>> BEGIN Listed entries

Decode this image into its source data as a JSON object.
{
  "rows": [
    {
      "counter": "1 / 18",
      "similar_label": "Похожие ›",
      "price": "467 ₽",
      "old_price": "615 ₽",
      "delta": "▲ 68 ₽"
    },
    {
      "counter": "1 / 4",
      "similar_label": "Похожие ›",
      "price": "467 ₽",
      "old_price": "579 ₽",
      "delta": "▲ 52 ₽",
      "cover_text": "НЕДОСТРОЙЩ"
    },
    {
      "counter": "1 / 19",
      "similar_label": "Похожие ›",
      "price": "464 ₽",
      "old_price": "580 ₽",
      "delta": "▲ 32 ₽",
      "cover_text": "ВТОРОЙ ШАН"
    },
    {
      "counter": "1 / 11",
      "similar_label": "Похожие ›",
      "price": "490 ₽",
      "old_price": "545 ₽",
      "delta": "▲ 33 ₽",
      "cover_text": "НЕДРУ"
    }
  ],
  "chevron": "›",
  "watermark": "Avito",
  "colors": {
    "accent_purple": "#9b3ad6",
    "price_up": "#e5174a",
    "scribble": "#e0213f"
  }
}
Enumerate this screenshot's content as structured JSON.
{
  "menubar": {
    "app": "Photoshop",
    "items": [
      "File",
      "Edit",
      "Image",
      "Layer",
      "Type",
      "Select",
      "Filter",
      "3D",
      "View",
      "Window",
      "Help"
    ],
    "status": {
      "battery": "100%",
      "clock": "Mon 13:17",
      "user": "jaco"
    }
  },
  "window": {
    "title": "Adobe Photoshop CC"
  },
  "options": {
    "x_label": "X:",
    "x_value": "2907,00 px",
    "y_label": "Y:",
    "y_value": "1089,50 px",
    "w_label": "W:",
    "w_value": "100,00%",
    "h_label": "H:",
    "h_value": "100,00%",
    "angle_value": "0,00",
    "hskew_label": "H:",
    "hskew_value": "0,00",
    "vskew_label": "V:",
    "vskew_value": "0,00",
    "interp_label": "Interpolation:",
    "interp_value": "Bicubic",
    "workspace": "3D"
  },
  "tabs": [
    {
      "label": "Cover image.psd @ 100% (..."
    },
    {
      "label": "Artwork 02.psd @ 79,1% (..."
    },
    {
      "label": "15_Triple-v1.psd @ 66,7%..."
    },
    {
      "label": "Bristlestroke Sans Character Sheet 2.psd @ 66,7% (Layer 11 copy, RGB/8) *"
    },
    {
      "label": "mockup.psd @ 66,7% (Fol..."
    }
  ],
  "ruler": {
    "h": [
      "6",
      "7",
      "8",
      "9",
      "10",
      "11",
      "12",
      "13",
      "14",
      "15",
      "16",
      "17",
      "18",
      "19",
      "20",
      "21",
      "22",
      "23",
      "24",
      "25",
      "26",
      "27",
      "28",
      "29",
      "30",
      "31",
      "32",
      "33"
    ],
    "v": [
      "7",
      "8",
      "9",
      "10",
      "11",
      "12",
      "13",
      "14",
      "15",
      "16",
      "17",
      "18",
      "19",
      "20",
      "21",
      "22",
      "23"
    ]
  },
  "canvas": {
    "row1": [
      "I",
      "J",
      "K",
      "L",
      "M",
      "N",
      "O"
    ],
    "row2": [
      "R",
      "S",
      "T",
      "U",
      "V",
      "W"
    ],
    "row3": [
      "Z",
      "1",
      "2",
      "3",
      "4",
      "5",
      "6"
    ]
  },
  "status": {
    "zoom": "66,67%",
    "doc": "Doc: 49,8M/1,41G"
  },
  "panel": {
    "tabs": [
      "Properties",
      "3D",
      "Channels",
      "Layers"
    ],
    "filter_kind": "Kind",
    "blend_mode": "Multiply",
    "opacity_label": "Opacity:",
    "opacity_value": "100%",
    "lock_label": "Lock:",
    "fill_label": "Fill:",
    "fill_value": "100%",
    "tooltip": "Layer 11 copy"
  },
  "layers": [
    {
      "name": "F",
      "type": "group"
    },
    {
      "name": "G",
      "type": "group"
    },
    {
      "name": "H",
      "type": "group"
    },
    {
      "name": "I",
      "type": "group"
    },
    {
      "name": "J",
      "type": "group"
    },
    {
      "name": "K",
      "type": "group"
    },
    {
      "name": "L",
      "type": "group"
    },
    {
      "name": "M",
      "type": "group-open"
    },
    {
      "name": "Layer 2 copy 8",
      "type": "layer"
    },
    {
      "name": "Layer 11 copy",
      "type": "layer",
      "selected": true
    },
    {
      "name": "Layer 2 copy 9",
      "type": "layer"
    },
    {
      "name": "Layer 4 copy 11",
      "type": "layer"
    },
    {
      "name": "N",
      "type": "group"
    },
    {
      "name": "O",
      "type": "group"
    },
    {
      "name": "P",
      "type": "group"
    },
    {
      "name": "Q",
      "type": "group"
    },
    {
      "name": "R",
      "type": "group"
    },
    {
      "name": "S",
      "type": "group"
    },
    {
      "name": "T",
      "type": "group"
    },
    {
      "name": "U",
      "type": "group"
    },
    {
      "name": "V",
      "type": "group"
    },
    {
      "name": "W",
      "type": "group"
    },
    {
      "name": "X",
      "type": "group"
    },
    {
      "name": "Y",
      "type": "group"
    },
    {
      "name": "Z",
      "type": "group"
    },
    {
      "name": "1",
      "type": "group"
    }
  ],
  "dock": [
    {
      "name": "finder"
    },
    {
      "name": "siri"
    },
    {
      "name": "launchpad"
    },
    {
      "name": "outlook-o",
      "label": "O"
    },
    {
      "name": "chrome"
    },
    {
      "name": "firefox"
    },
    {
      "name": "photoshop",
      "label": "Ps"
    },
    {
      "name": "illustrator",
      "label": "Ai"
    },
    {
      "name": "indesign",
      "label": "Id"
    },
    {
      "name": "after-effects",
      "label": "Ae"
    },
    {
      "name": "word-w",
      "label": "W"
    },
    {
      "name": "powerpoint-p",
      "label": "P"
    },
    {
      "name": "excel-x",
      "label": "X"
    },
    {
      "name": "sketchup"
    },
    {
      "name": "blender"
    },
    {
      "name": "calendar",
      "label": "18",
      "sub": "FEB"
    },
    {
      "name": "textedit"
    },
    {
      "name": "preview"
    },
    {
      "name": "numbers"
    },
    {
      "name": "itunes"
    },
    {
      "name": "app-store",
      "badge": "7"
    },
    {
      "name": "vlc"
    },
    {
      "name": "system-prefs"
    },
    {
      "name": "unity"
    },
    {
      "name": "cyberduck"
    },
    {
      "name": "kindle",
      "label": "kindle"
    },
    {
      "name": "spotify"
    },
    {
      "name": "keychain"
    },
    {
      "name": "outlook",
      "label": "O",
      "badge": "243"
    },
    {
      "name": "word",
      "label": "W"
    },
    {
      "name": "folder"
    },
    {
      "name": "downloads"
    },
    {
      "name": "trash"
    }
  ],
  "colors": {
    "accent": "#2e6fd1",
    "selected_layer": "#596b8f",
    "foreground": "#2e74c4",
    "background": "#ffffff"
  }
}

>> END Listed entries

▶ _Task to complete_
Provide the count, and nothing else, of lines in the data above where the word "counter" occurs.

▶ _Full solution_
4